Excerpted data:
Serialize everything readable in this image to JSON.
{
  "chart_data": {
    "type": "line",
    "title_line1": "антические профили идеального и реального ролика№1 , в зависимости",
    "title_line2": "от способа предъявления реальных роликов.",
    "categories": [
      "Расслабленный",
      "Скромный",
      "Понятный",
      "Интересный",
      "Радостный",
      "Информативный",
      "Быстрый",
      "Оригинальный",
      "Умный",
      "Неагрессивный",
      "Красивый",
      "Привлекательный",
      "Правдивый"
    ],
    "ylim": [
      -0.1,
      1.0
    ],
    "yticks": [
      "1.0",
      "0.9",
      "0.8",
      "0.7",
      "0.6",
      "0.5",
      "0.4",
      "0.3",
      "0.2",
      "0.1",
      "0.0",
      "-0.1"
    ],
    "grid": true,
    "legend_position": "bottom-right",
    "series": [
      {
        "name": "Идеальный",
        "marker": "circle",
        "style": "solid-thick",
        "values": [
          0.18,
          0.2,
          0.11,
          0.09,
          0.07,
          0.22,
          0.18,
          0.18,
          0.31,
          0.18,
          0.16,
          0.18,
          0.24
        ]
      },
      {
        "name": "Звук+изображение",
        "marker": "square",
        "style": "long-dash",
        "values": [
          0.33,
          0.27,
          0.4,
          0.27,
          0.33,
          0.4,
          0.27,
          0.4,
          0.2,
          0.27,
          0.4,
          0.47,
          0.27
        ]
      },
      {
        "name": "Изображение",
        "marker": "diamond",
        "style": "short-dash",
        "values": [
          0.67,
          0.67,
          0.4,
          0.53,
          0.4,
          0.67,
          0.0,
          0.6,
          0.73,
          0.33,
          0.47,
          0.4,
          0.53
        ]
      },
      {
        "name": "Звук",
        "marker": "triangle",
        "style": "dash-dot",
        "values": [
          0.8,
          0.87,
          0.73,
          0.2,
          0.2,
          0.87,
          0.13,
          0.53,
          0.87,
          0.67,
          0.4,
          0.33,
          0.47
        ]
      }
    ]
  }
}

Given exercise: Using the records above, list each line that includes "name".

Worked answer:
        "name": "Идеальный",
        "name": "Звук+изображение",
        "name": "Изображение",
        "name": "Звук",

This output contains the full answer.